— START EXCERPTED DATA —

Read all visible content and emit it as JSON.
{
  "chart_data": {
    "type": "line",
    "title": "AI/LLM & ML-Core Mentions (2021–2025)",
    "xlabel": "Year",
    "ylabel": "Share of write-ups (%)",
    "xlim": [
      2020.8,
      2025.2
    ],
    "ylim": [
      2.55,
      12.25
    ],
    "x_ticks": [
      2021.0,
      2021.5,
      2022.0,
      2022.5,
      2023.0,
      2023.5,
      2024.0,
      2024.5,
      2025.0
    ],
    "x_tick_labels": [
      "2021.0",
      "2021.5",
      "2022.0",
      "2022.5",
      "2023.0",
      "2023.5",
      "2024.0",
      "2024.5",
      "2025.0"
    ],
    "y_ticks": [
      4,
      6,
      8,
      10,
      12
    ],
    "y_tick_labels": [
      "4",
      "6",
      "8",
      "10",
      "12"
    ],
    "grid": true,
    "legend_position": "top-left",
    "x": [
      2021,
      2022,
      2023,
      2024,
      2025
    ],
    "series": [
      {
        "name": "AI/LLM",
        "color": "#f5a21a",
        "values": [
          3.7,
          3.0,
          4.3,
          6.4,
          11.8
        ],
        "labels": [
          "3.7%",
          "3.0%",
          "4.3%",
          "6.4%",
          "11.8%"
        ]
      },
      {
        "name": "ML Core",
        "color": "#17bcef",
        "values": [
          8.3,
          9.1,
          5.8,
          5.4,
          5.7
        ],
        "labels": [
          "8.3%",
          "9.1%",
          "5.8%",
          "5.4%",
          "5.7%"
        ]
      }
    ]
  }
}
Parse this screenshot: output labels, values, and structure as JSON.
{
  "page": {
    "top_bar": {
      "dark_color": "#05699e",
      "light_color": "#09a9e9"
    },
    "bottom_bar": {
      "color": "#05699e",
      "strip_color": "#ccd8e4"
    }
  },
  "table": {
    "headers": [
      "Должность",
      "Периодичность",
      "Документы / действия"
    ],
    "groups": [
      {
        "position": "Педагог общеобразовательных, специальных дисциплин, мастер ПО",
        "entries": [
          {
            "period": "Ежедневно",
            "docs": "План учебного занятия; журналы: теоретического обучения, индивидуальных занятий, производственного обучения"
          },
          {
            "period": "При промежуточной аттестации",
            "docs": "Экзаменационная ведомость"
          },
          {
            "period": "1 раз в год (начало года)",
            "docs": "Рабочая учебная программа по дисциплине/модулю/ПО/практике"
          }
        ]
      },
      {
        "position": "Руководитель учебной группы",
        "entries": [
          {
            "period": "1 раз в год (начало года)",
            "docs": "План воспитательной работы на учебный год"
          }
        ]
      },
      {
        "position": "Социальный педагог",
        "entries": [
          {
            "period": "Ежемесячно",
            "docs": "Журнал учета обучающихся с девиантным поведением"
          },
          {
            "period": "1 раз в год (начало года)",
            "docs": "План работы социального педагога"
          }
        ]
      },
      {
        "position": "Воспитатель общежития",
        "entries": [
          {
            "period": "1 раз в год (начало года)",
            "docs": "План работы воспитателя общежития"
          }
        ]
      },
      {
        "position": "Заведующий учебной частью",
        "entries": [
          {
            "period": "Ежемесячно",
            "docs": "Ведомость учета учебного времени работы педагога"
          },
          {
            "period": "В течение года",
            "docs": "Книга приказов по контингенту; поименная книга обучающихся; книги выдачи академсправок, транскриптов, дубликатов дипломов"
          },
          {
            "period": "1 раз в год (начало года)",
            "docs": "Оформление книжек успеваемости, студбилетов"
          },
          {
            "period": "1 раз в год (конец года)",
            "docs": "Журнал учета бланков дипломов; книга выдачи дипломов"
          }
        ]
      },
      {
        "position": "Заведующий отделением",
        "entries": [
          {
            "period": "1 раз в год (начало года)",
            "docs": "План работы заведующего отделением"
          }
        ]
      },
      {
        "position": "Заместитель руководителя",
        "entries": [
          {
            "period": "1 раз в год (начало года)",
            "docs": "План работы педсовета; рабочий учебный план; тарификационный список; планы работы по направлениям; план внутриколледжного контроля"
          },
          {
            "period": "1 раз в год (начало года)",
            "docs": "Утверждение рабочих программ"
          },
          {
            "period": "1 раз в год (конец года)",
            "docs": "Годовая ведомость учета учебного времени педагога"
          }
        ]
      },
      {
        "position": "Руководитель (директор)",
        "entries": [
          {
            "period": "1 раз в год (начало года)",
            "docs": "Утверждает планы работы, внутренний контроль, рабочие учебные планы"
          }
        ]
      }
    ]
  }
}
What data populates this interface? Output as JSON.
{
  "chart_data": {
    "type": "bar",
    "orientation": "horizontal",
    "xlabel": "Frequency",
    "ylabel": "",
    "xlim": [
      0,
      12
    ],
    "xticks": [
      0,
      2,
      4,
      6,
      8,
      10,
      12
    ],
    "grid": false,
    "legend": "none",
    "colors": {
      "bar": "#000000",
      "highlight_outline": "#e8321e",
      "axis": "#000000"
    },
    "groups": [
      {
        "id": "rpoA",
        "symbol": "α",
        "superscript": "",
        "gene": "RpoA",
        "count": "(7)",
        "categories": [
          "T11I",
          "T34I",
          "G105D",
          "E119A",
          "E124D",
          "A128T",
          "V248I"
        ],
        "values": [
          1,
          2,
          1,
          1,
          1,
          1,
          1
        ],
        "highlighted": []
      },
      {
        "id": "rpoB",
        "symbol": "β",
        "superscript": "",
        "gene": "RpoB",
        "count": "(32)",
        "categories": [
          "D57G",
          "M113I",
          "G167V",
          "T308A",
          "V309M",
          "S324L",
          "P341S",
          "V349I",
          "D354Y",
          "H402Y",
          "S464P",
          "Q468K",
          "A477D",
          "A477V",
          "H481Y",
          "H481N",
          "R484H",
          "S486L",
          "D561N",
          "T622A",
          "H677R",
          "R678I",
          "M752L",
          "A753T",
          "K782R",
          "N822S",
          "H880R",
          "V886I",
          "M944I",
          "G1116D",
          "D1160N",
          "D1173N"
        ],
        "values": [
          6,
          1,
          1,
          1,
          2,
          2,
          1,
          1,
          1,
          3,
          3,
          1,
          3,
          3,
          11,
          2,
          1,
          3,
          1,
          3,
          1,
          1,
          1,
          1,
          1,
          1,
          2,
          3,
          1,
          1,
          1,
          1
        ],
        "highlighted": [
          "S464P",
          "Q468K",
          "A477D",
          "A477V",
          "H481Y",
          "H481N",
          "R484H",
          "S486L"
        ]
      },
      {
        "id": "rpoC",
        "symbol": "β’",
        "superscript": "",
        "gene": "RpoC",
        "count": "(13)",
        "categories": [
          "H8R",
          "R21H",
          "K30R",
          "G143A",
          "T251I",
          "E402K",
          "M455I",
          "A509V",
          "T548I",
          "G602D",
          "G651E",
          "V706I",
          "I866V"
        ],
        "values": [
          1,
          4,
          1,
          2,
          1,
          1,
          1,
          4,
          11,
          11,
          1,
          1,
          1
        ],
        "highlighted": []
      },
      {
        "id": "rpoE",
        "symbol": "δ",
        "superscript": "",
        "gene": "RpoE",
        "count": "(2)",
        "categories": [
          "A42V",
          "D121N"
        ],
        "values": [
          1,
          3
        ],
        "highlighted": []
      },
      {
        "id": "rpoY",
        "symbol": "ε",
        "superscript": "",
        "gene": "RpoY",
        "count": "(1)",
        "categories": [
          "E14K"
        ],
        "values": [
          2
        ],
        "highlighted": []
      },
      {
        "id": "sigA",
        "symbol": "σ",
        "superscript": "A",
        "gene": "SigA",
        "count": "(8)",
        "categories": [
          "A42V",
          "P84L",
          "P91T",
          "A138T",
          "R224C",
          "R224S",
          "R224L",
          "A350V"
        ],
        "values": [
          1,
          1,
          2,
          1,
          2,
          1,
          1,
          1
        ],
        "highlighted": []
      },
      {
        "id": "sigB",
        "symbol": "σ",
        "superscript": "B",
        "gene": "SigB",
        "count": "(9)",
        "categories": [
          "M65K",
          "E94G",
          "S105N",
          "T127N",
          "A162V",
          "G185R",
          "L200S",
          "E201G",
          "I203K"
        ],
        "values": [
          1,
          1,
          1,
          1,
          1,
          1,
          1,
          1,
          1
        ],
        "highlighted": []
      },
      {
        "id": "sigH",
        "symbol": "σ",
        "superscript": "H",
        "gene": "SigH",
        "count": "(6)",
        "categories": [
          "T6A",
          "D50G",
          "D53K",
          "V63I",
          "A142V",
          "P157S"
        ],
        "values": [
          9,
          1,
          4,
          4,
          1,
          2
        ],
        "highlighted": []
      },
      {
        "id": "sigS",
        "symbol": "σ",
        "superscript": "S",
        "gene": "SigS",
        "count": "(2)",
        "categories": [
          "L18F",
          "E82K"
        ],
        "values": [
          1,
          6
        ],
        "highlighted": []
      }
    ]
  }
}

— END EXCERPTED DATA —

- [WHAT NEEDS TO BE DONE]
Show all lines from the listing above in which "учебный" appears.

- [RESULT]
            "docs": "План воспитательной работы на учебный год"
            "docs": "План работы педсовета; рабочий учебный план; тарификационный список; планы работы по направлениям; план внутриколледжного контроля"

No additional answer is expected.